Raw data:
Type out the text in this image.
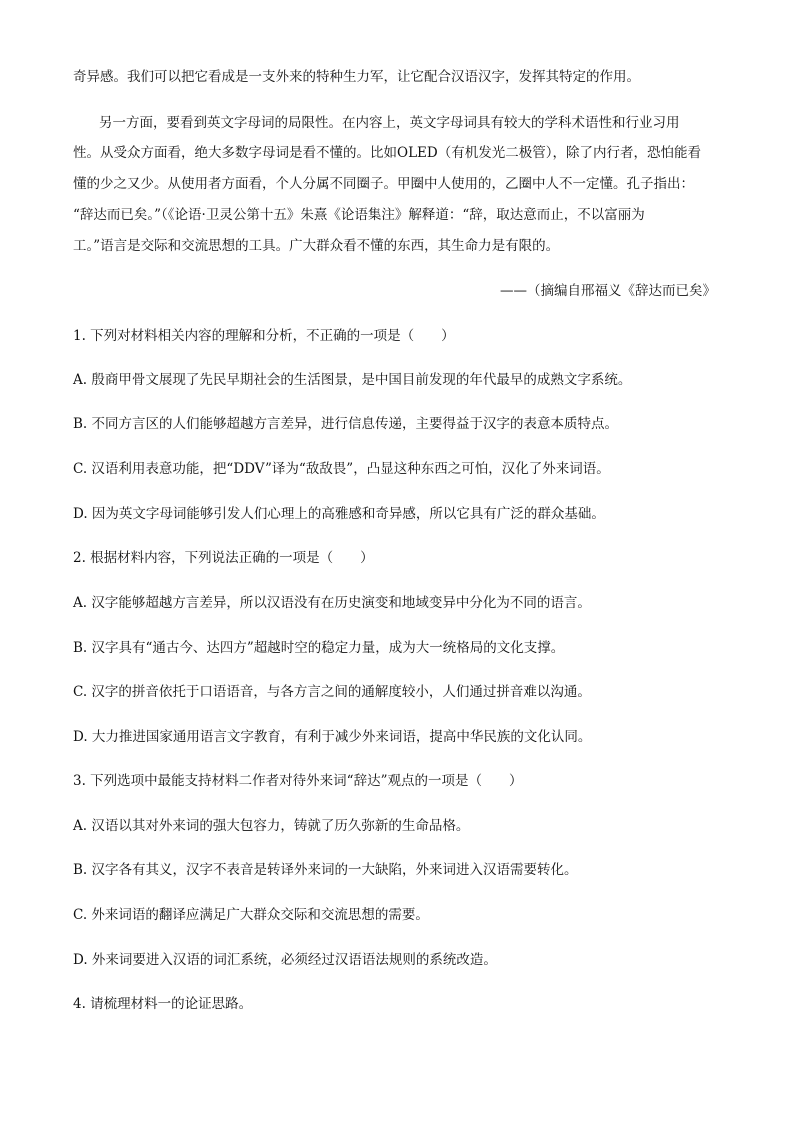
奇异感。我们可以把它看成是一支外来的特种生力军，让它配合汉语汉字，发挥其特定的作用。
另一方面，要看到英文字母词的局限性。在内容上，英文字母词具有较大的学科术语性和行业习用
性。从受众方面看，绝大多数字母词是看不懂的。比如OLED（有机发光二极管），除了内行者，恐怕能看
懂的少之又少。从使用者方面看，个人分属不同圈子。甲圈中人使用的，乙圈中人不一定懂。孔子指出：
“辞达而已矣。”（《论语·卫灵公第十五》朱熹《论语集注》解释道：“辞，取达意而止，不以富丽为
工。”语言是交际和交流思想的工具。广大群众看不懂的东西，其生命力是有限的。
——（摘编自邢福义《辞达而已矣》
1. 下列对材料相关内容的理解和分析，不正确的一项是（　　）
A. 殷商甲骨文展现了先民早期社会的生活图景，是中国目前发现的年代最早的成熟文字系统。
B. 不同方言区的人们能够超越方言差异，进行信息传递，主要得益于汉字的表意本质特点。
C. 汉语利用表意功能，把“DDV”译为“敌敌畏”，凸显这种东西之可怕，汉化了外来词语。
D. 因为英文字母词能够引发人们心理上的高雅感和奇异感，所以它具有广泛的群众基础。
2. 根据材料内容，下列说法正确的一项是（　　）
A. 汉字能够超越方言差异，所以汉语没有在历史演变和地域变异中分化为不同的语言。
B. 汉字具有“通古今、达四方”超越时空的稳定力量，成为大一统格局的文化支撑。
C. 汉字的拼音依托于口语语音，与各方言之间的通解度较小，人们通过拼音难以沟通。
D. 大力推进国家通用语言文字教育，有利于减少外来词语，提高中华民族的文化认同。
3. 下列选项中最能支持材料二作者对待外来词“辞达”观点的一项是（　　）
A. 汉语以其对外来词的强大包容力，铸就了历久弥新的生命品格。
B. 汉字各有其义，汉字不表音是转译外来词的一大缺陷，外来词进入汉语需要转化。
C. 外来词语的翻译应满足广大群众交际和交流思想的需要。
D. 外来词要进入汉语的词汇系统，必须经过汉语语法规则的系统改造。
4. 请梳理材料一的论证思路。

Written task:
Go over the data above and copy every line that has the word "辞达而已矣" in it.

Correct answer:
“辞达而已矣。”（《论语·卫灵公第十五》朱熹《论语集注》解释道：“辞，取达意而止，不以富丽为
——（摘编自邢福义《辞达而已矣》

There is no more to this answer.